INFORMATION SHOWN
--- Begin ---

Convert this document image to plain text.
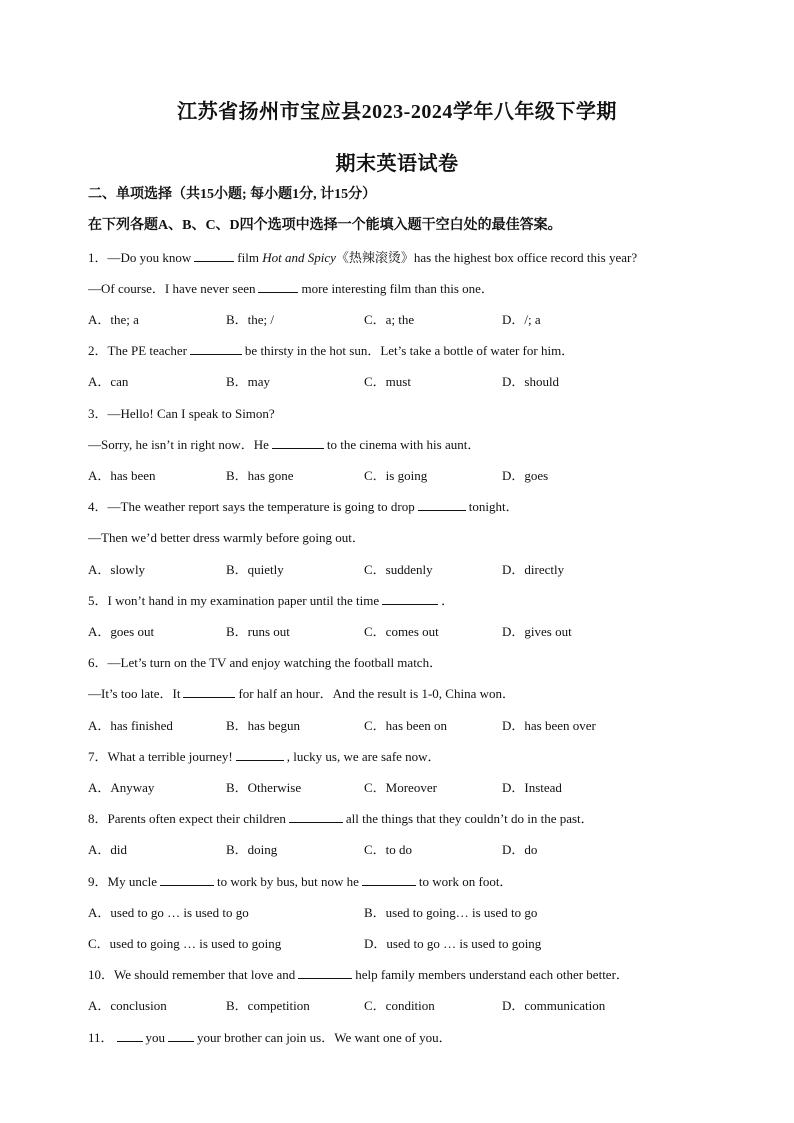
江苏省扬州市宝应县2023-2024学年八年级下学期
期末英语试卷
二、单项选择（共15小题; 每小题1分, 计15分）
在下列各题A、B、C、D四个选项中选择一个能填入题干空白处的最佳答案。
1．—Do you know	film Hot and Spicy《热辣滚烫》has the highest box office record this year?
—Of course．I have never seen	more interesting film than this one．
A．the; a	B．the; /	C．a; the	D．/; a
2．The PE teacher	be thirsty in the hot sun．Let’s take a bottle of water for him．
A．can	B．may	C．must	D．should
3．—Hello! Can I speak to Simon?
—Sorry, he isn’t in right now．He	to the cinema with his aunt．
A．has been	B．has gone	C．is going	D．goes
4．—The weather report says the temperature is going to drop	tonight．
—Then we’d better dress warmly before going out．
A．slowly	B．quietly	C．suddenly	D．directly
5．I won’t hand in my examination paper until the time	．
A．goes out	B．runs out	C．comes out	D．gives out
6．—Let’s turn on the TV and enjoy watching the football match．
—It’s too late．It	for half an hour．And the result is 1-0, China won．
A．has finished	B．has begun	C．has been on	D．has been over
7．What a terrible journey!	, lucky us, we are safe now．
A．Anyway	B．Otherwise	C．Moreover	D．Instead
8．Parents often expect their children	all the things that they couldn’t do in the past．
A．did	B．doing	C．to do	D．do
9．My uncle	to work by bus, but now he	to work on foot．
A．used to go … is used to go	B．used to going… is used to go
C．used to going … is used to going	D．used to go … is used to going
10．We should remember that love and	help family members understand each other better．
A．conclusion	B．competition	C．condition	D．communication
11． you your brother can join us．We want one of you．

--- End ---

WHAT IS REQUIRED
Pictures are excluded; copy all other data exactly as shown.

RESPONSE FOR THIS EXERCISE
Convert this document image to plain text.
江苏省扬州市宝应县2023-2024学年八年级下学期
期末英语试卷
二、单项选择（共15小题; 每小题1分, 计15分）
在下列各题A、B、C、D四个选项中选择一个能填入题干空白处的最佳答案。
1．—Do you know	film Hot and Spicy《热辣滚烫》has the highest box office record this year?
—Of course．I have never seen	more interesting film than this one．
A．the; a	B．the; /	C．a; the	D．/; a
2．The PE teacher	be thirsty in the hot sun．Let’s take a bottle of water for him．
A．can	B．may	C．must	D．should
3．—Hello! Can I speak to Simon?
—Sorry, he isn’t in right now．He	to the cinema with his aunt．
A．has been	B．has gone	C．is going	D．goes
4．—The weather report says the temperature is going to drop	tonight．
—Then we’d better dress warmly before going out．
A．slowly	B．quietly	C．suddenly	D．directly
5．I won’t hand in my examination paper until the time	．
A．goes out	B．runs out	C．comes out	D．gives out
6．—Let’s turn on the TV and enjoy watching the football match．
—It’s too late．It	for half an hour．And the result is 1-0, China won．
A．has finished	B．has begun	C．has been on	D．has been over
7．What a terrible journey!	, lucky us, we are safe now．
A．Anyway	B．Otherwise	C．Moreover	D．Instead
8．Parents often expect their children	all the things that they couldn’t do in the past．
A．did	B．doing	C．to do	D．do
9．My uncle	to work by bus, but now he	to work on foot．
A．used to go … is used to go	B．used to going… is used to go
C．used to going … is used to going	D．used to go … is used to going
10．We should remember that love and	help family members understand each other better．
A．conclusion	B．competition	C．condition	D．communication
11． you your brother can join us．We want one of you．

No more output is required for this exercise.